* **SHORT EXERCISE**:
Return each entry exactly, with none missing.

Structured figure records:

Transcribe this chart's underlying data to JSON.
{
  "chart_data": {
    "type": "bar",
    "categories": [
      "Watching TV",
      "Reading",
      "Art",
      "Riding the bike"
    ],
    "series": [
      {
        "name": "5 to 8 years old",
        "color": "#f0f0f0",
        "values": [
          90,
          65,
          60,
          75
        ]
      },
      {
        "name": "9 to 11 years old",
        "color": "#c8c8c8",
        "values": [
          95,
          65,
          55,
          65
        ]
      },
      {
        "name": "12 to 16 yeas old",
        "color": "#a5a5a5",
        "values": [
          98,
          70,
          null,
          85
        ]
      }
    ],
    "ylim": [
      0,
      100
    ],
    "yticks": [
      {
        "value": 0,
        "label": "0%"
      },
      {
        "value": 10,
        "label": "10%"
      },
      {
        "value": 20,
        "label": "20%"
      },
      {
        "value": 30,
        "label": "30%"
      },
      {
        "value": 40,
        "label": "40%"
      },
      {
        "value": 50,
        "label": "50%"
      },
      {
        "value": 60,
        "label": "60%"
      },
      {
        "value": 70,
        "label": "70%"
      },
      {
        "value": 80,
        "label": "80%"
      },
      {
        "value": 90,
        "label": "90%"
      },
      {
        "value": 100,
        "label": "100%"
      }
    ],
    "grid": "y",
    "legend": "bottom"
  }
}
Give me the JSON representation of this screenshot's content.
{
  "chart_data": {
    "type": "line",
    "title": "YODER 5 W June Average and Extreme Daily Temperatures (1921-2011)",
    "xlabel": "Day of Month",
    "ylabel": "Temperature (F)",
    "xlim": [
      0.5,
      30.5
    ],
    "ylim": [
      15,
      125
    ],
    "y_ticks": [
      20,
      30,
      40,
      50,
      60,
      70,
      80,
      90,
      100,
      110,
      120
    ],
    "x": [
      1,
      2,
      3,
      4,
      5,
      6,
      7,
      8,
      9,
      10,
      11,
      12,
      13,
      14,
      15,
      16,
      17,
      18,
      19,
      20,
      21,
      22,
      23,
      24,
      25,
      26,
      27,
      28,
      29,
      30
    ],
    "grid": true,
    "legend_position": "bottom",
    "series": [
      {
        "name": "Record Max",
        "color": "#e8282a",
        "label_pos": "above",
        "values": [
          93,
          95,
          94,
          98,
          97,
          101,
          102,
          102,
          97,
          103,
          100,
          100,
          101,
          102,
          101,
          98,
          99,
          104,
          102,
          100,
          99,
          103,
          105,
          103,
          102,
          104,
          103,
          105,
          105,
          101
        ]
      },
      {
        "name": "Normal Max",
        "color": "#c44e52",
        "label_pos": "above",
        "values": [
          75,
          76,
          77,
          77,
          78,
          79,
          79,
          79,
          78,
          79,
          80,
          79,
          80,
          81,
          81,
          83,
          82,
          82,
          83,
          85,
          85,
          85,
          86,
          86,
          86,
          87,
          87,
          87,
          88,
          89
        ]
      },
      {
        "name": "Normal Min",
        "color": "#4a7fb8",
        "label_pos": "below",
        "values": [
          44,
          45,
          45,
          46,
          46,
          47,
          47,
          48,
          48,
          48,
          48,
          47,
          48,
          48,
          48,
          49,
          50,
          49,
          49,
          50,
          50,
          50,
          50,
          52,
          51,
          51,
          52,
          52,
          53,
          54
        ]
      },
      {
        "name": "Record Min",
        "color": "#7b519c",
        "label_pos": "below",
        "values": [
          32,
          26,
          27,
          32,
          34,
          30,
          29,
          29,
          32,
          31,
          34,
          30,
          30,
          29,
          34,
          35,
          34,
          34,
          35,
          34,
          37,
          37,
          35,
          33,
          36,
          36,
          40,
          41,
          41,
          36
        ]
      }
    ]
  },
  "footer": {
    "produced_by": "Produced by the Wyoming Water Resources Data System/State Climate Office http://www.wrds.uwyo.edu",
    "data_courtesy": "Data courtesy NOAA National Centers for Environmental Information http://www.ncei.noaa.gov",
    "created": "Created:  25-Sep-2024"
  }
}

* **SOLUTION FOR THIS PROBLEM**:
Transcribe this chart's underlying data to JSON.
{
  "chart_data": {
    "type": "bar",
    "categories": [
      "Watching TV",
      "Reading",
      "Art",
      "Riding the bike"
    ],
    "series": [
      {
        "name": "5 to 8 years old",
        "color": "#f0f0f0",
        "values": [
          90,
          65,
          60,
          75
        ]
      },
      {
        "name": "9 to 11 years old",
        "color": "#c8c8c8",
        "values": [
          95,
          65,
          55,
          65
        ]
      },
      {
        "name": "12 to 16 yeas old",
        "color": "#a5a5a5",
        "values": [
          98,
          70,
          null,
          85
        ]
      }
    ],
    "ylim": [
      0,
      100
    ],
    "yticks": [
      {
        "value": 0,
        "label": "0%"
      },
      {
        "value": 10,
        "label": "10%"
      },
      {
        "value": 20,
        "label": "20%"
      },
      {
        "value": 30,
        "label": "30%"
      },
      {
        "value": 40,
        "label": "40%"
      },
      {
        "value": 50,
        "label": "50%"
      },
      {
        "value": 60,
        "label": "60%"
      },
      {
        "value": 70,
        "label": "70%"
      },
      {
        "value": 80,
        "label": "80%"
      },
      {
        "value": 90,
        "label": "90%"
      },
      {
        "value": 100,
        "label": "100%"
      }
    ],
    "grid": "y",
    "legend": "bottom"
  }
}
Give me the JSON representation of this screenshot's content.
{
  "chart_data": {
    "type": "line",
    "title": "YODER 5 W June Average and Extreme Daily Temperatures (1921-2011)",
    "xlabel": "Day of Month",
    "ylabel": "Temperature (F)",
    "xlim": [
      0.5,
      30.5
    ],
    "ylim": [
      15,
      125
    ],
    "y_ticks": [
      20,
      30,
      40,
      50,
      60,
      70,
      80,
      90,
      100,
      110,
      120
    ],
    "x": [
      1,
      2,
      3,
      4,
      5,
      6,
      7,
      8,
      9,
      10,
      11,
      12,
      13,
      14,
      15,
      16,
      17,
      18,
      19,
      20,
      21,
      22,
      23,
      24,
      25,
      26,
      27,
      28,
      29,
      30
    ],
    "grid": true,
    "legend_position": "bottom",
    "series": [
      {
        "name": "Record Max",
        "color": "#e8282a",
        "label_pos": "above",
        "values": [
          93,
          95,
          94,
          98,
          97,
          101,
          102,
          102,
          97,
          103,
          100,
          100,
          101,
          102,
          101,
          98,
          99,
          104,
          102,
          100,
          99,
          103,
          105,
          103,
          102,
          104,
          103,
          105,
          105,
          101
        ]
      },
      {
        "name": "Normal Max",
        "color": "#c44e52",
        "label_pos": "above",
        "values": [
          75,
          76,
          77,
          77,
          78,
          79,
          79,
          79,
          78,
          79,
          80,
          79,
          80,
          81,
          81,
          83,
          82,
          82,
          83,
          85,
          85,
          85,
          86,
          86,
          86,
          87,
          87,
          87,
          88,
          89
        ]
      },
      {
        "name": "Normal Min",
        "color": "#4a7fb8",
        "label_pos": "below",
        "values": [
          44,
          45,
          45,
          46,
          46,
          47,
          47,
          48,
          48,
          48,
          48,
          47,
          48,
          48,
          48,
          49,
          50,
          49,
          49,
          50,
          50,
          50,
          50,
          52,
          51,
          51,
          52,
          52,
          53,
          54
        ]
      },
      {
        "name": "Record Min",
        "color": "#7b519c",
        "label_pos": "below",
        "values": [
          32,
          26,
          27,
          32,
          34,
          30,
          29,
          29,
          32,
          31,
          34,
          30,
          30,
          29,
          34,
          35,
          34,
          34,
          35,
          34,
          37,
          37,
          35,
          33,
          36,
          36,
          40,
          41,
          41,
          36
        ]
      }
    ]
  },
  "footer": {
    "produced_by": "Produced by the Wyoming Water Resources Data System/State Climate Office http://www.wrds.uwyo.edu",
    "data_courtesy": "Data courtesy NOAA National Centers for Environmental Information http://www.ncei.noaa.gov",
    "created": "Created:  25-Sep-2024"
  }
}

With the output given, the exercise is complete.